# Description of the task:
Check each line for the word "boro" and give how many have it. Say nothing else.

# Records to process:

----------------------------------------

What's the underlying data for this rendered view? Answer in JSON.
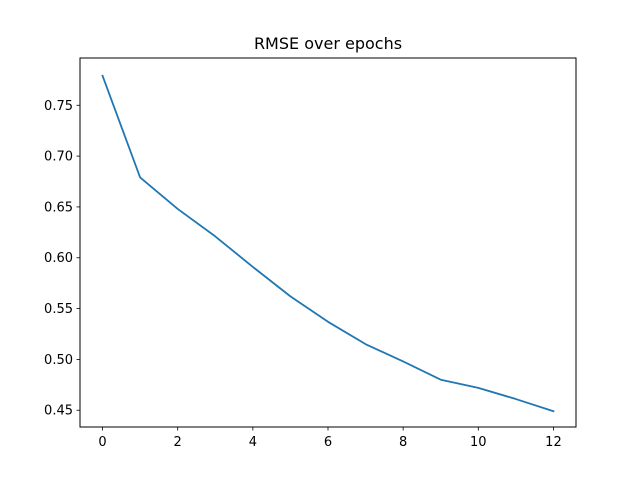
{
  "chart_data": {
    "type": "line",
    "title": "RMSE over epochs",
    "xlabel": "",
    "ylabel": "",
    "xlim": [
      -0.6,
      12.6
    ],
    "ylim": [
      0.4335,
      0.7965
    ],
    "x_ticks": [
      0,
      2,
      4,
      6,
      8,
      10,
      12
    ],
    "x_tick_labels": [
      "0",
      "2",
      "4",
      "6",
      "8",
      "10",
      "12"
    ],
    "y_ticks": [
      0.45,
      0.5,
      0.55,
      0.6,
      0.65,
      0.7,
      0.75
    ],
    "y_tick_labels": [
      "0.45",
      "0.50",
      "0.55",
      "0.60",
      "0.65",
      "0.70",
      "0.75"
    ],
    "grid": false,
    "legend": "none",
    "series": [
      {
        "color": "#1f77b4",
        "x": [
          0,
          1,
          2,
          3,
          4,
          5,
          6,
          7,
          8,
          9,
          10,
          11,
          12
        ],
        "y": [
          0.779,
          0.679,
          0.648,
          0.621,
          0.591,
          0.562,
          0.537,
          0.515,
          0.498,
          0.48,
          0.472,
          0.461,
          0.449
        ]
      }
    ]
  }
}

----------------------------------------

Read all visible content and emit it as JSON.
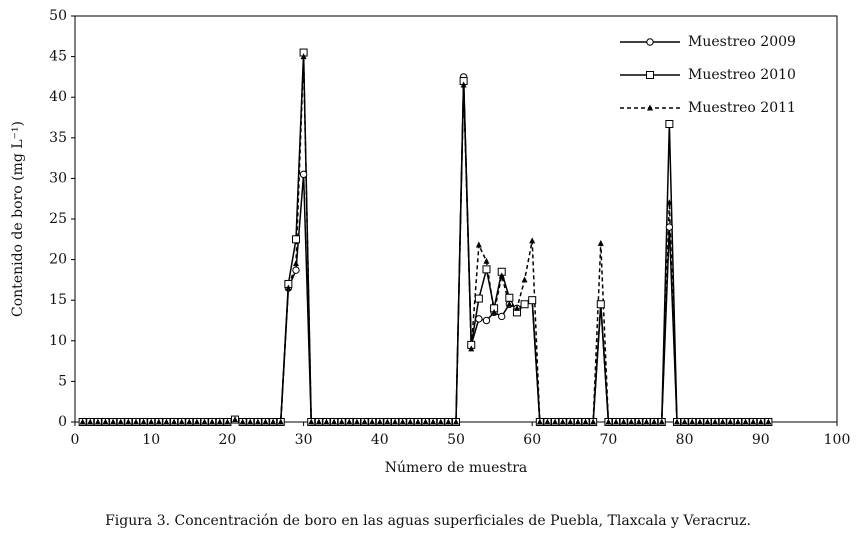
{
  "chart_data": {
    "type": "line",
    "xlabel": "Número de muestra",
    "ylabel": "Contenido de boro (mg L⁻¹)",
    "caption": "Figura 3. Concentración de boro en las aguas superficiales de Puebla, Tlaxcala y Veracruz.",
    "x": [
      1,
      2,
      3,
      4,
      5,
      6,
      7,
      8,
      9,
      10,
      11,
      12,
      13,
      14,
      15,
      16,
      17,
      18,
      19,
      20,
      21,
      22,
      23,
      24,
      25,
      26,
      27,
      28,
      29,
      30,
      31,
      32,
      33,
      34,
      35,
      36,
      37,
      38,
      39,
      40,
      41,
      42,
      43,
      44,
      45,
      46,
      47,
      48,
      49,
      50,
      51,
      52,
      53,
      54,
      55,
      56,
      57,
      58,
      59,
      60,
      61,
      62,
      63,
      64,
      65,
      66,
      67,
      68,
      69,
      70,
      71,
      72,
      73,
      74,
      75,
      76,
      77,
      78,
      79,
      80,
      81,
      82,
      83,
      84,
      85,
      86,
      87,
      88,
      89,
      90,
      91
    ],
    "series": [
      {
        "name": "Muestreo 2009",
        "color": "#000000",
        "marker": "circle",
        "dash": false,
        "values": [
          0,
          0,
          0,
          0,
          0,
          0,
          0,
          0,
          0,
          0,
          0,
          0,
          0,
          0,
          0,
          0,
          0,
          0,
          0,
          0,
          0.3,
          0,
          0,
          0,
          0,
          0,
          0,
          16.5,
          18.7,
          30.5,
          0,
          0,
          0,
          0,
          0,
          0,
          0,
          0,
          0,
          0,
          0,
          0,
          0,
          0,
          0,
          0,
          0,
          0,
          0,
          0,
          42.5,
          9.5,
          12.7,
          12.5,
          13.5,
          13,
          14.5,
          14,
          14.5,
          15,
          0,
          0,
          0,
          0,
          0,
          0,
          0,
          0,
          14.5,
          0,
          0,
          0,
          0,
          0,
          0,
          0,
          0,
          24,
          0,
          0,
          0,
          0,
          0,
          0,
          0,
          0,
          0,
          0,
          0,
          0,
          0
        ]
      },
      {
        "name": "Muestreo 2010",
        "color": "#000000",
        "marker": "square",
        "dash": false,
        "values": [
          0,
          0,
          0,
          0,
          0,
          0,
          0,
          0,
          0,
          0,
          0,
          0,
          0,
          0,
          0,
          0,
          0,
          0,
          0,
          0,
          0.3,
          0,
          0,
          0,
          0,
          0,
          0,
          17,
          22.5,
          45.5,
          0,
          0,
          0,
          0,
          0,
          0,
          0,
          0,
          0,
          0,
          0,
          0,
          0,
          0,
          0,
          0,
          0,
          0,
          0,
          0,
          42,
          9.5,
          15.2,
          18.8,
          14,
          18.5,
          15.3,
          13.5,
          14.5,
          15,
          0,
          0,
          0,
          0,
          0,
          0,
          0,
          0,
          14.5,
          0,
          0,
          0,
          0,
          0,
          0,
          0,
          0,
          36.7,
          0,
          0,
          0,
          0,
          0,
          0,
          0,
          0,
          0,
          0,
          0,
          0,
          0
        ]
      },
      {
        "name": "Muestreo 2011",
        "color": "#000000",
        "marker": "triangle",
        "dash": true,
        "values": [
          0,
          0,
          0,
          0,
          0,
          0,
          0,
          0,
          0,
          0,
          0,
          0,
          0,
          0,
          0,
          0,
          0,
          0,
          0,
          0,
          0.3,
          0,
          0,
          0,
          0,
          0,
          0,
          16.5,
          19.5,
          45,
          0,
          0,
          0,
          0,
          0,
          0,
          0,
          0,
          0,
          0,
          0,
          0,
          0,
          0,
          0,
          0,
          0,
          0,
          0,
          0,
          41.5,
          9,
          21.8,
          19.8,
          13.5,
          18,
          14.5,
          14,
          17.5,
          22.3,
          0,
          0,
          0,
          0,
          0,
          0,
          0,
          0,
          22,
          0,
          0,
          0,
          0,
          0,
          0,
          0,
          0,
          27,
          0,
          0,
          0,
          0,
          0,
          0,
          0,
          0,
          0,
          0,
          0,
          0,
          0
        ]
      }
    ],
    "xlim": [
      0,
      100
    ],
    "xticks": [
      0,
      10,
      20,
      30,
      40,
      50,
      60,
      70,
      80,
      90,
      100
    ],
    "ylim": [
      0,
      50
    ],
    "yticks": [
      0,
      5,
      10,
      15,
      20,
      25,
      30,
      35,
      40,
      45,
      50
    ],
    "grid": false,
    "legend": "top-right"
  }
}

----------------------------------------

# Task solution:
2